> **PROBLEM REQUIREMENTS**: Extract every line of the records below and reproduce each one verbatim, with no changes to wording, order, or punctuation.

> **RAW RECORDS**:
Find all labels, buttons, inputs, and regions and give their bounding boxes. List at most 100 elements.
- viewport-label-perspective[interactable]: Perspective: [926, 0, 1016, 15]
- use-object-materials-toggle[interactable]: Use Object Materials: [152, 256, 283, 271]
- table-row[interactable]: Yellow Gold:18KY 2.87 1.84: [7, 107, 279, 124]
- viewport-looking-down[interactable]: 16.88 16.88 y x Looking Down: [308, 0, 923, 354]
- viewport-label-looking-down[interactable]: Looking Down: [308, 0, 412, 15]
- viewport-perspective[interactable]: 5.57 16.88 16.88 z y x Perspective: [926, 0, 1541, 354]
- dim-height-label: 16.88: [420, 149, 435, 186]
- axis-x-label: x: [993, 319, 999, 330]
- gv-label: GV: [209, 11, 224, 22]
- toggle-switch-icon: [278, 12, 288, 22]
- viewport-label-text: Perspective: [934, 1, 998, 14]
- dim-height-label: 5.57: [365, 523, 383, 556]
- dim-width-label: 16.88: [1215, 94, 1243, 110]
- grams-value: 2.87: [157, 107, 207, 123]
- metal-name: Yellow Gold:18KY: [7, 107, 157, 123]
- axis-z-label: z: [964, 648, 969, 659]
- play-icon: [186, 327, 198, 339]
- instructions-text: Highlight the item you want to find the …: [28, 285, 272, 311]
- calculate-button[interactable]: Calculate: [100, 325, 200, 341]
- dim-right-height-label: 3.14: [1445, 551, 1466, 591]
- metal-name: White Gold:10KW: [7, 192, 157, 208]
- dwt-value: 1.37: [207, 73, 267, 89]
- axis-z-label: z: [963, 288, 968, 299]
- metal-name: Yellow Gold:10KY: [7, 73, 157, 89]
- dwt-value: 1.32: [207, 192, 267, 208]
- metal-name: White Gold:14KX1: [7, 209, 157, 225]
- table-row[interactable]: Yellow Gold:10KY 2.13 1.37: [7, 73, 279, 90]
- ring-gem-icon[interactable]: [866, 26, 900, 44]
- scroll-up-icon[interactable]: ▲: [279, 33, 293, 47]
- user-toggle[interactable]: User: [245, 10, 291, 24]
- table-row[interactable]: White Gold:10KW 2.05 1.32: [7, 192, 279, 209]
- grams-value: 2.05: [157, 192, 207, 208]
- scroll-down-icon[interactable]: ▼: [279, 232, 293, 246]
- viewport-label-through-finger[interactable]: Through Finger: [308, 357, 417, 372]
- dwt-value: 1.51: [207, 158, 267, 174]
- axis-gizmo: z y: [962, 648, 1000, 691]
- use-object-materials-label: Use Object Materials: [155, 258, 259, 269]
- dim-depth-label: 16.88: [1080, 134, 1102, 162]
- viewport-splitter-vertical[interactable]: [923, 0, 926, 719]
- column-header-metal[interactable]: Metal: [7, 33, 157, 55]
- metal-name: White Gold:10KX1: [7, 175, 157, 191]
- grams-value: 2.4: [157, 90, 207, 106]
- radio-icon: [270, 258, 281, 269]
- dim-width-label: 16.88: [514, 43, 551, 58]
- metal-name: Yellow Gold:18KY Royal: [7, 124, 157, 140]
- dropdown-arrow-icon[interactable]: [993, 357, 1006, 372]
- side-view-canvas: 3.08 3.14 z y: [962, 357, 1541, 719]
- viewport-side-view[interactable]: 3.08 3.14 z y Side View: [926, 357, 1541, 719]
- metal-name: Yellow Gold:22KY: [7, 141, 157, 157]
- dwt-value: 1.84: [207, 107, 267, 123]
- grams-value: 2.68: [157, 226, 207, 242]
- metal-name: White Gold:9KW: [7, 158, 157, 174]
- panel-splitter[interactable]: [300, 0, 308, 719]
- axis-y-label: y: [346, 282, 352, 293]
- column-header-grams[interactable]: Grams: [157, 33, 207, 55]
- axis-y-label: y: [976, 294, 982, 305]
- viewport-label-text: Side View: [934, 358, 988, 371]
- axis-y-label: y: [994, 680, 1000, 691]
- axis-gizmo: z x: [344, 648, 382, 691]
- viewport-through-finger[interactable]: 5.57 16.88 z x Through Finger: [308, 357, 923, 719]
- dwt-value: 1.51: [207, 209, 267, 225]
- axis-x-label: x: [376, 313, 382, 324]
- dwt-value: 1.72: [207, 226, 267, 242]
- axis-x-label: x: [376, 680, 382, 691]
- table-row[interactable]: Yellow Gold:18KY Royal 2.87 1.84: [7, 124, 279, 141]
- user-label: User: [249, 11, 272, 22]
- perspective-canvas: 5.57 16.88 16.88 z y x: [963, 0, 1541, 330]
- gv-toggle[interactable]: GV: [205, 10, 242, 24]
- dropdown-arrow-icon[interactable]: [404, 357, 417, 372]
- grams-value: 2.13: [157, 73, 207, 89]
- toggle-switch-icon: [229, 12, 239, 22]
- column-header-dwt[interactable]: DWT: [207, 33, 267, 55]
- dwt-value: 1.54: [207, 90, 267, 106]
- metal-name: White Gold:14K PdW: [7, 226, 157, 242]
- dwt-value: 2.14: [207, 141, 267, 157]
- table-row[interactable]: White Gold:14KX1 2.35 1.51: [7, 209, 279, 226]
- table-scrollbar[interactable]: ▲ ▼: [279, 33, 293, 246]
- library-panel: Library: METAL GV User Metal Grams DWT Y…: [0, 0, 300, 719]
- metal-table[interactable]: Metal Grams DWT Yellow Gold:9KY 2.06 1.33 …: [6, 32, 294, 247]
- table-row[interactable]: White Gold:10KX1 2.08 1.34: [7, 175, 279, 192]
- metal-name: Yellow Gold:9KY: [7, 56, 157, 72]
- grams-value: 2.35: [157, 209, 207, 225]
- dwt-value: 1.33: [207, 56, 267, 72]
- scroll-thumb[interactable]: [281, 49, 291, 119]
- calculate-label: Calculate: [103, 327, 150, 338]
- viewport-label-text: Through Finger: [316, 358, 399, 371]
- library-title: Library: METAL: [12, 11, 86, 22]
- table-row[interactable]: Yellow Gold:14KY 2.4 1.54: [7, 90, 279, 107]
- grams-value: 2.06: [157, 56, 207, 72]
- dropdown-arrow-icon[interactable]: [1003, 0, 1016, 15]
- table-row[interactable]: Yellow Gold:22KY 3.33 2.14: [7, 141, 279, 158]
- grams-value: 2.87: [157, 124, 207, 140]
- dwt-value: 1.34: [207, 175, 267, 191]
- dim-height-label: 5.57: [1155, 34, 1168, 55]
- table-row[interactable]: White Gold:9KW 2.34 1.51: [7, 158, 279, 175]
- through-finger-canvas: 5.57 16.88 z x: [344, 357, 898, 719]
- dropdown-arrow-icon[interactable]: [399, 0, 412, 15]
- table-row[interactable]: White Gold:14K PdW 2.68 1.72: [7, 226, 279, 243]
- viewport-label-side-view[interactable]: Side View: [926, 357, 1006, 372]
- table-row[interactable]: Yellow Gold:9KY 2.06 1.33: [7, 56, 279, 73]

> **WORKED SOLUTION**:
Find all labels, buttons, inputs, and regions and give their bounding boxes. List at most 100 elements.
- viewport-label-perspective[interactable]: Perspective: [926, 0, 1016, 15]
- use-object-materials-toggle[interactable]: Use Object Materials: [152, 256, 283, 271]
- table-row[interactable]: Yellow Gold:18KY 2.87 1.84: [7, 107, 279, 124]
- viewport-looking-down[interactable]: 16.88 16.88 y x Looking Down: [308, 0, 923, 354]
- viewport-label-looking-down[interactable]: Looking Down: [308, 0, 412, 15]
- viewport-perspective[interactable]: 5.57 16.88 16.88 z y x Perspective: [926, 0, 1541, 354]
- dim-height-label: 16.88: [420, 149, 435, 186]
- axis-x-label: x: [993, 319, 999, 330]
- gv-label: GV: [209, 11, 224, 22]
- toggle-switch-icon: [278, 12, 288, 22]
- viewport-label-text: Perspective: [934, 1, 998, 14]
- dim-height-label: 5.57: [365, 523, 383, 556]
- dim-width-label: 16.88: [1215, 94, 1243, 110]
- grams-value: 2.87: [157, 107, 207, 123]
- metal-name: Yellow Gold:18KY: [7, 107, 157, 123]
- axis-z-label: z: [964, 648, 969, 659]
- play-icon: [186, 327, 198, 339]
- instructions-text: Highlight the item you want to find the …: [28, 285, 272, 311]
- calculate-button[interactable]: Calculate: [100, 325, 200, 341]
- dim-right-height-label: 3.14: [1445, 551, 1466, 591]
- metal-name: White Gold:10KW: [7, 192, 157, 208]
- dwt-value: 1.37: [207, 73, 267, 89]
- axis-z-label: z: [963, 288, 968, 299]
- metal-name: Yellow Gold:10KY: [7, 73, 157, 89]
- dwt-value: 1.32: [207, 192, 267, 208]
- metal-name: White Gold:14KX1: [7, 209, 157, 225]
- table-row[interactable]: Yellow Gold:10KY 2.13 1.37: [7, 73, 279, 90]
- ring-gem-icon[interactable]: [866, 26, 900, 44]
- scroll-up-icon[interactable]: ▲: [279, 33, 293, 47]
- user-toggle[interactable]: User: [245, 10, 291, 24]
- table-row[interactable]: White Gold:10KW 2.05 1.32: [7, 192, 279, 209]
- grams-value: 2.05: [157, 192, 207, 208]
- scroll-down-icon[interactable]: ▼: [279, 232, 293, 246]
- viewport-label-through-finger[interactable]: Through Finger: [308, 357, 417, 372]
- dwt-value: 1.51: [207, 158, 267, 174]
- axis-gizmo: z y: [962, 648, 1000, 691]
- use-object-materials-label: Use Object Materials: [155, 258, 259, 269]
- dim-depth-label: 16.88: [1080, 134, 1102, 162]
- viewport-splitter-vertical[interactable]: [923, 0, 926, 719]
- column-header-metal[interactable]: Metal: [7, 33, 157, 55]
- metal-name: White Gold:10KX1: [7, 175, 157, 191]
- grams-value: 2.4: [157, 90, 207, 106]
- radio-icon: [270, 258, 281, 269]
- dim-width-label: 16.88: [514, 43, 551, 58]
- metal-name: Yellow Gold:18KY Royal: [7, 124, 157, 140]
- dropdown-arrow-icon[interactable]: [993, 357, 1006, 372]
- side-view-canvas: 3.08 3.14 z y: [962, 357, 1541, 719]
- viewport-side-view[interactable]: 3.08 3.14 z y Side View: [926, 357, 1541, 719]
- metal-name: Yellow Gold:22KY: [7, 141, 157, 157]
- dwt-value: 1.84: [207, 107, 267, 123]
- grams-value: 2.68: [157, 226, 207, 242]
- metal-name: White Gold:9KW: [7, 158, 157, 174]
- panel-splitter[interactable]: [300, 0, 308, 719]
- axis-y-label: y: [346, 282, 352, 293]
- column-header-grams[interactable]: Grams: [157, 33, 207, 55]
- axis-y-label: y: [976, 294, 982, 305]
- viewport-label-text: Side View: [934, 358, 988, 371]
- axis-y-label: y: [994, 680, 1000, 691]
- axis-gizmo: z x: [344, 648, 382, 691]
- viewport-through-finger[interactable]: 5.57 16.88 z x Through Finger: [308, 357, 923, 719]
- dwt-value: 1.51: [207, 209, 267, 225]
- axis-x-label: x: [376, 313, 382, 324]
- dwt-value: 1.72: [207, 226, 267, 242]
- axis-x-label: x: [376, 680, 382, 691]
- table-row[interactable]: Yellow Gold:18KY Royal 2.87 1.84: [7, 124, 279, 141]
- user-label: User: [249, 11, 272, 22]
- perspective-canvas: 5.57 16.88 16.88 z y x: [963, 0, 1541, 330]
- gv-toggle[interactable]: GV: [205, 10, 242, 24]
- dropdown-arrow-icon[interactable]: [404, 357, 417, 372]
- grams-value: 2.13: [157, 73, 207, 89]
- toggle-switch-icon: [229, 12, 239, 22]
- column-header-dwt[interactable]: DWT: [207, 33, 267, 55]
- dwt-value: 1.54: [207, 90, 267, 106]
- metal-name: White Gold:14K PdW: [7, 226, 157, 242]
- dwt-value: 2.14: [207, 141, 267, 157]
- table-row[interactable]: White Gold:14KX1 2.35 1.51: [7, 209, 279, 226]
- table-scrollbar[interactable]: ▲ ▼: [279, 33, 293, 246]
- library-panel: Library: METAL GV User Metal Grams DWT Y…: [0, 0, 300, 719]
- metal-table[interactable]: Metal Grams DWT Yellow Gold:9KY 2.06 1.33 …: [6, 32, 294, 247]
- table-row[interactable]: White Gold:10KX1 2.08 1.34: [7, 175, 279, 192]
- metal-name: Yellow Gold:9KY: [7, 56, 157, 72]
- grams-value: 2.35: [157, 209, 207, 225]
- dwt-value: 1.33: [207, 56, 267, 72]
- scroll-thumb[interactable]: [281, 49, 291, 119]
- calculate-label: Calculate: [103, 327, 150, 338]
- viewport-label-text: Through Finger: [316, 358, 399, 371]
- library-title: Library: METAL: [12, 11, 86, 22]
- table-row[interactable]: Yellow Gold:14KY 2.4 1.54: [7, 90, 279, 107]
- grams-value: 2.06: [157, 56, 207, 72]
- dropdown-arrow-icon[interactable]: [1003, 0, 1016, 15]
- table-row[interactable]: Yellow Gold:22KY 3.33 2.14: [7, 141, 279, 158]
- grams-value: 2.87: [157, 124, 207, 140]
- dwt-value: 1.34: [207, 175, 267, 191]
- dim-height-label: 5.57: [1155, 34, 1168, 55]
- table-row[interactable]: White Gold:9KW 2.34 1.51: [7, 158, 279, 175]
- through-finger-canvas: 5.57 16.88 z x: [344, 357, 898, 719]
- dropdown-arrow-icon[interactable]: [399, 0, 412, 15]
- table-row[interactable]: White Gold:14K PdW 2.68 1.72: [7, 226, 279, 243]
- viewport-label-side-view[interactable]: Side View: [926, 357, 1006, 372]
- table-row[interactable]: Yellow Gold:9KY 2.06 1.33: [7, 56, 279, 73]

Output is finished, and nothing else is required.